Set exercise: Set down each line of the data below exactly as it stands, dropping the pictures.

Collected data:
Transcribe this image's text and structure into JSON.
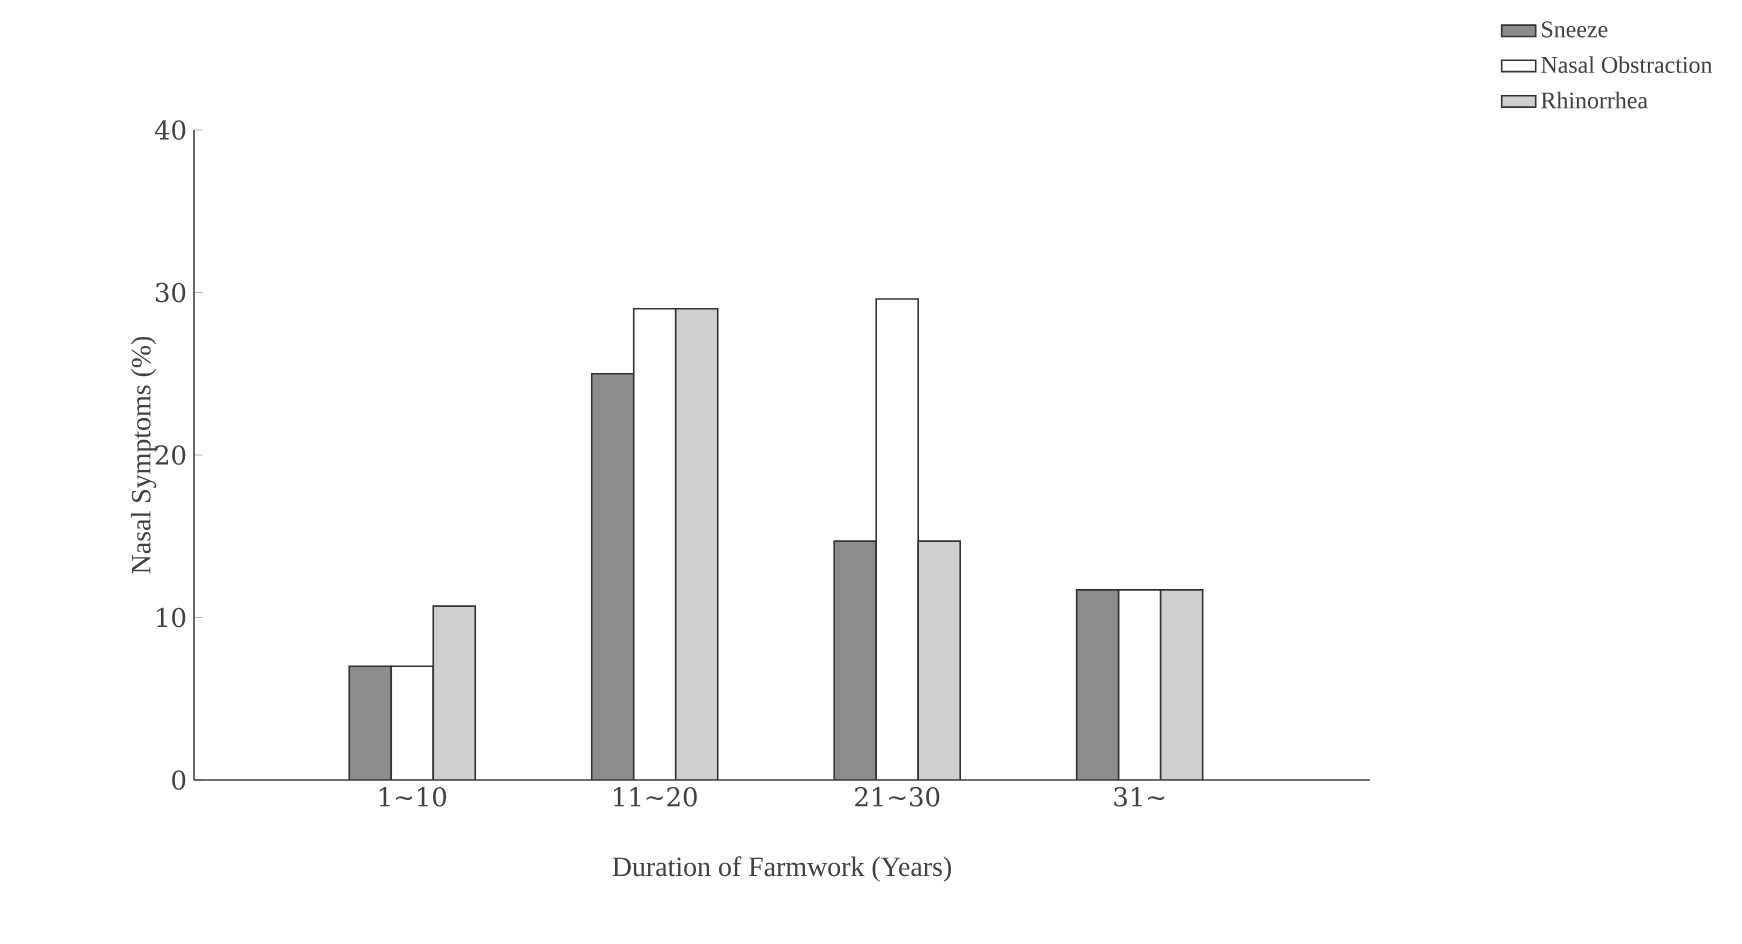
{
  "chart_data": {
    "type": "bar",
    "xlabel": "Duration of Farmwork (Years)",
    "ylabel": "Nasal Symptoms (%)",
    "categories": [
      "1∼10",
      "11∼20",
      "21∼30",
      "31∼"
    ],
    "series": [
      {
        "name": "Sneeze",
        "color": "#8c8c8c",
        "values": [
          7,
          25,
          14.7,
          11.7
        ]
      },
      {
        "name": "Nasal Obstraction",
        "color": "#ffffff",
        "values": [
          7,
          29,
          29.6,
          11.7
        ]
      },
      {
        "name": "Rhinorrhea",
        "color": "#cfcfcf",
        "values": [
          10.7,
          29,
          14.7,
          11.7
        ]
      }
    ],
    "ylim": [
      0,
      40
    ],
    "yticks": [
      0,
      10,
      20,
      30,
      40
    ],
    "legend": "top right"
  }
}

Full answer:
Transcribe this image's text and structure into JSON.
{
  "chart_data": {
    "type": "bar",
    "xlabel": "Duration of Farmwork (Years)",
    "ylabel": "Nasal Symptoms (%)",
    "categories": [
      "1∼10",
      "11∼20",
      "21∼30",
      "31∼"
    ],
    "series": [
      {
        "name": "Sneeze",
        "color": "#8c8c8c",
        "values": [
          7,
          25,
          14.7,
          11.7
        ]
      },
      {
        "name": "Nasal Obstraction",
        "color": "#ffffff",
        "values": [
          7,
          29,
          29.6,
          11.7
        ]
      },
      {
        "name": "Rhinorrhea",
        "color": "#cfcfcf",
        "values": [
          10.7,
          29,
          14.7,
          11.7
        ]
      }
    ],
    "ylim": [
      0,
      40
    ],
    "yticks": [
      0,
      10,
      20,
      30,
      40
    ],
    "legend": "top right"
  }
}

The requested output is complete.